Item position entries
************

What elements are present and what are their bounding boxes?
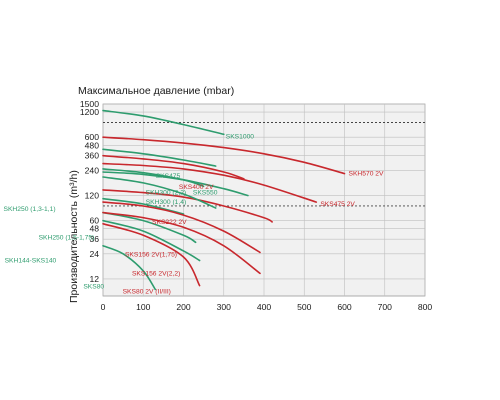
curve-sks80-2v-ii-iii- bbox=[102, 223, 201, 287]
curve-skh570-2v bbox=[102, 136, 346, 175]
curve-sks400-2v bbox=[102, 154, 245, 180]
x-tick-label: 400 bbox=[257, 302, 272, 312]
y-tick-label: 240 bbox=[85, 165, 100, 175]
curve-label: SKH300 (1,4) bbox=[146, 199, 187, 206]
x-tick-label: 300 bbox=[217, 302, 232, 312]
y-tick-label: 360 bbox=[85, 151, 100, 161]
curve-sks222-2v bbox=[102, 189, 273, 223]
curve-skh144-sks140 bbox=[102, 219, 201, 262]
curve-skh250-1-5-1-75- bbox=[102, 211, 197, 244]
curve-sks475-2v bbox=[102, 162, 318, 203]
y-tick-label: 1200 bbox=[80, 107, 99, 117]
curve-skh250-1-3-1-1- bbox=[102, 197, 185, 215]
x-tick-label: 200 bbox=[176, 302, 191, 312]
y-tick-label: 48 bbox=[89, 224, 99, 234]
curve-label: SKH250 (1,5-1,75) bbox=[39, 234, 95, 241]
curve-label: SKH300 (2,2) bbox=[146, 189, 187, 196]
curve-label: SKS475 2V bbox=[320, 201, 355, 208]
x-tick-label: 100 bbox=[136, 302, 151, 312]
curve-label: SKH250 (1,3-1,1) bbox=[4, 206, 56, 213]
curve-sks475 bbox=[102, 148, 217, 167]
y-tick-label: 36 bbox=[89, 234, 99, 244]
y-tick-label: 12 bbox=[89, 274, 99, 284]
curve-label: SKS400 2V bbox=[179, 184, 214, 191]
y-tick-label: 600 bbox=[85, 132, 100, 142]
curve-sks80 bbox=[102, 245, 157, 291]
chart-title: Максимальное давление (mbar) bbox=[78, 85, 234, 97]
x-tick-label: 500 bbox=[297, 302, 312, 312]
curve-label: SKS156 2V(2,2) bbox=[132, 270, 180, 277]
curve-label: SKH144-SKS140 bbox=[5, 257, 57, 264]
curve-sks1000 bbox=[102, 109, 225, 136]
curve-label: SKS1000 bbox=[226, 133, 255, 140]
y-tick-label: 480 bbox=[85, 140, 100, 150]
y-axis-title: Производительность (m³/h) bbox=[68, 170, 80, 303]
curve-label: SKS550 bbox=[193, 190, 218, 197]
curve-sks156-2v-2-2- bbox=[102, 211, 261, 275]
y-tick-label: 60 bbox=[89, 216, 99, 226]
y-tick-label: 24 bbox=[89, 249, 99, 259]
curve-label: SKS222 2V bbox=[152, 219, 187, 226]
curve-sks550 bbox=[102, 171, 249, 197]
curve-sks156-2v-1-75- bbox=[102, 201, 261, 254]
curve-label: SKS156 2V(1,75) bbox=[125, 251, 177, 258]
x-tick-label: 800 bbox=[418, 302, 433, 312]
x-tick-label: 700 bbox=[378, 302, 393, 312]
x-tick-label: 600 bbox=[337, 302, 352, 312]
curve-label: SKS475 bbox=[156, 173, 181, 180]
y-tick-label: 1500 bbox=[80, 99, 99, 109]
curve-label: SKH570 2V bbox=[349, 171, 384, 178]
x-tick-label: 0 bbox=[101, 302, 106, 312]
curve-label: SKS80 2V (II/III) bbox=[123, 289, 171, 296]
curve-skh300-1-4- bbox=[102, 176, 217, 209]
curve-label: SKS80 bbox=[83, 283, 104, 290]
y-tick-label: 120 bbox=[85, 191, 100, 201]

************

▶ _OBJECTIVE_: Rewrite everything from the row that contains "curve-sks80-2v-ii-iii- bbox=[102, 223, 201, 287]" down to the row that contains "x-tick-label: 800 bbox=[418, 302, 433, 312]", substituting "y-axis-tick" for each occurrence of "y-tick-label" and keeping everything else the same.

▶ _RESPONSE TO THE TASK_:
curve-sks80-2v-ii-iii- bbox=[102, 223, 201, 287]
curve-skh570-2v bbox=[102, 136, 346, 175]
curve-sks400-2v bbox=[102, 154, 245, 180]
x-tick-label: 400 bbox=[257, 302, 272, 312]
y-axis-tick: 240 bbox=[85, 165, 100, 175]
curve-label: SKH300 (1,4) bbox=[146, 199, 187, 206]
x-tick-label: 300 bbox=[217, 302, 232, 312]
y-axis-tick: 360 bbox=[85, 151, 100, 161]
curve-sks222-2v bbox=[102, 189, 273, 223]
curve-skh144-sks140 bbox=[102, 219, 201, 262]
curve-skh250-1-5-1-75- bbox=[102, 211, 197, 244]
curve-sks475-2v bbox=[102, 162, 318, 203]
y-axis-tick: 1200 bbox=[80, 107, 99, 117]
curve-skh250-1-3-1-1- bbox=[102, 197, 185, 215]
x-tick-label: 200 bbox=[176, 302, 191, 312]
y-axis-tick: 48 bbox=[89, 224, 99, 234]
curve-label: SKH250 (1,5-1,75) bbox=[39, 234, 95, 241]
curve-label: SKH300 (2,2) bbox=[146, 189, 187, 196]
curve-label: SKS475 2V bbox=[320, 201, 355, 208]
x-tick-label: 100 bbox=[136, 302, 151, 312]
curve-label: SKH250 (1,3-1,1) bbox=[4, 206, 56, 213]
curve-sks475 bbox=[102, 148, 217, 167]
y-axis-tick: 36 bbox=[89, 234, 99, 244]
y-axis-tick: 12 bbox=[89, 274, 99, 284]
curve-label: SKS400 2V bbox=[179, 184, 214, 191]
y-axis-tick: 600 bbox=[85, 132, 100, 142]
curve-sks80 bbox=[102, 245, 157, 291]
chart-title: Максимальное давление (mbar) bbox=[78, 85, 234, 97]
x-tick-label: 500 bbox=[297, 302, 312, 312]
curve-label: SKS156 2V(2,2) bbox=[132, 270, 180, 277]
curve-label: SKH144-SKS140 bbox=[5, 257, 57, 264]
curve-sks1000 bbox=[102, 109, 225, 136]
curve-label: SKS1000 bbox=[226, 133, 255, 140]
y-axis-tick: 480 bbox=[85, 140, 100, 150]
y-axis-title: Производительность (m³/h) bbox=[68, 170, 80, 303]
curve-label: SKS550 bbox=[193, 190, 218, 197]
curve-sks156-2v-2-2- bbox=[102, 211, 261, 275]
y-axis-tick: 60 bbox=[89, 216, 99, 226]
y-axis-tick: 24 bbox=[89, 249, 99, 259]
curve-label: SKS222 2V bbox=[152, 219, 187, 226]
curve-sks550 bbox=[102, 171, 249, 197]
curve-sks156-2v-1-75- bbox=[102, 201, 261, 254]
curve-label: SKS156 2V(1,75) bbox=[125, 251, 177, 258]
x-tick-label: 800 bbox=[418, 302, 433, 312]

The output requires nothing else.